Materials provided.
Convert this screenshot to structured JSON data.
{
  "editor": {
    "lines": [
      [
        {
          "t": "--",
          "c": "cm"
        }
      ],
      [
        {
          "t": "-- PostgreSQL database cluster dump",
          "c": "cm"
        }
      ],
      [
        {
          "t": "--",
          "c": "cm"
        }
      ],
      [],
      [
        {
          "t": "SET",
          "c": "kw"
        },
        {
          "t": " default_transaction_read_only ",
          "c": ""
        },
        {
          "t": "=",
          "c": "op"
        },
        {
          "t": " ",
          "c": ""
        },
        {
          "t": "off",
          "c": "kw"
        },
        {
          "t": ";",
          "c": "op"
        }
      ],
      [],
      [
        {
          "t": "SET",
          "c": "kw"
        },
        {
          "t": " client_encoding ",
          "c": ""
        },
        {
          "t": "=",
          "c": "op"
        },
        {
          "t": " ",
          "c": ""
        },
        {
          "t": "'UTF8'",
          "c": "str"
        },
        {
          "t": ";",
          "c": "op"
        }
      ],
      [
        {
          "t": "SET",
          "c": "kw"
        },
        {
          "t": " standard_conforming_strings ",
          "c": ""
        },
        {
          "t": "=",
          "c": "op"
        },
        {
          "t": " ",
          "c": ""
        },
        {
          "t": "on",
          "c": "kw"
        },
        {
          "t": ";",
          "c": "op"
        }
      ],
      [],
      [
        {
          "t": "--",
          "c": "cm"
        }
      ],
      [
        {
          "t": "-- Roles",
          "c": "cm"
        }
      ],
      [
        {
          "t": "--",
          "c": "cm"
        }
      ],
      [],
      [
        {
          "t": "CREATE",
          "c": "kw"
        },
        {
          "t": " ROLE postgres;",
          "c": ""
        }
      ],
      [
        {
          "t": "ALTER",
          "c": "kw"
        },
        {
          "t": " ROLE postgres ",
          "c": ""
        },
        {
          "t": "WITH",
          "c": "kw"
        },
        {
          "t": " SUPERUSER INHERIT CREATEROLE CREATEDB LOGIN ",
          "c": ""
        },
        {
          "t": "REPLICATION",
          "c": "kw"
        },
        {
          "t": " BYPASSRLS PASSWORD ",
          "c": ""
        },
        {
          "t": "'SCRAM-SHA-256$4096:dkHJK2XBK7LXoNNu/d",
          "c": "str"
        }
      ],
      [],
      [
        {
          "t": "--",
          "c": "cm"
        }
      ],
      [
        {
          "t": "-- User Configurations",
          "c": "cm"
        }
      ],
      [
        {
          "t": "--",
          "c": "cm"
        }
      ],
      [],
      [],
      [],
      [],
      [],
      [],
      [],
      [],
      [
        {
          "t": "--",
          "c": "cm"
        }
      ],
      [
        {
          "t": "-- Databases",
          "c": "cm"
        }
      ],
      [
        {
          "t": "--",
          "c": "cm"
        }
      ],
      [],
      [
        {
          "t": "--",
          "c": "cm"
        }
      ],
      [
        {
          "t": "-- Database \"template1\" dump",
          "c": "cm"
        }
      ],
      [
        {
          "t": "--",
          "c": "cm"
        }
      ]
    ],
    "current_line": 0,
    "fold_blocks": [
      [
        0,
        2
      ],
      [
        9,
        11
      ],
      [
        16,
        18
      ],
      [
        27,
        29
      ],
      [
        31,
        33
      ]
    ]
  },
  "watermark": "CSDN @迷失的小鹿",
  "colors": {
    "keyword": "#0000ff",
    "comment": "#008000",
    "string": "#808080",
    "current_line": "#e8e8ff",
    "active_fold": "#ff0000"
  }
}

Work to be completed. Repeat every line of the records above exactly.

Final result.
Convert this screenshot to structured JSON data.
{
  "editor": {
    "lines": [
      [
        {
          "t": "--",
          "c": "cm"
        }
      ],
      [
        {
          "t": "-- PostgreSQL database cluster dump",
          "c": "cm"
        }
      ],
      [
        {
          "t": "--",
          "c": "cm"
        }
      ],
      [],
      [
        {
          "t": "SET",
          "c": "kw"
        },
        {
          "t": " default_transaction_read_only ",
          "c": ""
        },
        {
          "t": "=",
          "c": "op"
        },
        {
          "t": " ",
          "c": ""
        },
        {
          "t": "off",
          "c": "kw"
        },
        {
          "t": ";",
          "c": "op"
        }
      ],
      [],
      [
        {
          "t": "SET",
          "c": "kw"
        },
        {
          "t": " client_encoding ",
          "c": ""
        },
        {
          "t": "=",
          "c": "op"
        },
        {
          "t": " ",
          "c": ""
        },
        {
          "t": "'UTF8'",
          "c": "str"
        },
        {
          "t": ";",
          "c": "op"
        }
      ],
      [
        {
          "t": "SET",
          "c": "kw"
        },
        {
          "t": " standard_conforming_strings ",
          "c": ""
        },
        {
          "t": "=",
          "c": "op"
        },
        {
          "t": " ",
          "c": ""
        },
        {
          "t": "on",
          "c": "kw"
        },
        {
          "t": ";",
          "c": "op"
        }
      ],
      [],
      [
        {
          "t": "--",
          "c": "cm"
        }
      ],
      [
        {
          "t": "-- Roles",
          "c": "cm"
        }
      ],
      [
        {
          "t": "--",
          "c": "cm"
        }
      ],
      [],
      [
        {
          "t": "CREATE",
          "c": "kw"
        },
        {
          "t": " ROLE postgres;",
          "c": ""
        }
      ],
      [
        {
          "t": "ALTER",
          "c": "kw"
        },
        {
          "t": " ROLE postgres ",
          "c": ""
        },
        {
          "t": "WITH",
          "c": "kw"
        },
        {
          "t": " SUPERUSER INHERIT CREATEROLE CREATEDB LOGIN ",
          "c": ""
        },
        {
          "t": "REPLICATION",
          "c": "kw"
        },
        {
          "t": " BYPASSRLS PASSWORD ",
          "c": ""
        },
        {
          "t": "'SCRAM-SHA-256$4096:dkHJK2XBK7LXoNNu/d",
          "c": "str"
        }
      ],
      [],
      [
        {
          "t": "--",
          "c": "cm"
        }
      ],
      [
        {
          "t": "-- User Configurations",
          "c": "cm"
        }
      ],
      [
        {
          "t": "--",
          "c": "cm"
        }
      ],
      [],
      [],
      [],
      [],
      [],
      [],
      [],
      [],
      [
        {
          "t": "--",
          "c": "cm"
        }
      ],
      [
        {
          "t": "-- Databases",
          "c": "cm"
        }
      ],
      [
        {
          "t": "--",
          "c": "cm"
        }
      ],
      [],
      [
        {
          "t": "--",
          "c": "cm"
        }
      ],
      [
        {
          "t": "-- Database \"template1\" dump",
          "c": "cm"
        }
      ],
      [
        {
          "t": "--",
          "c": "cm"
        }
      ]
    ],
    "current_line": 0,
    "fold_blocks": [
      [
        0,
        2
      ],
      [
        9,
        11
      ],
      [
        16,
        18
      ],
      [
        27,
        29
      ],
      [
        31,
        33
      ]
    ]
  },
  "watermark": "CSDN @迷失的小鹿",
  "colors": {
    "keyword": "#0000ff",
    "comment": "#008000",
    "string": "#808080",
    "current_line": "#e8e8ff",
    "active_fold": "#ff0000"
  }
}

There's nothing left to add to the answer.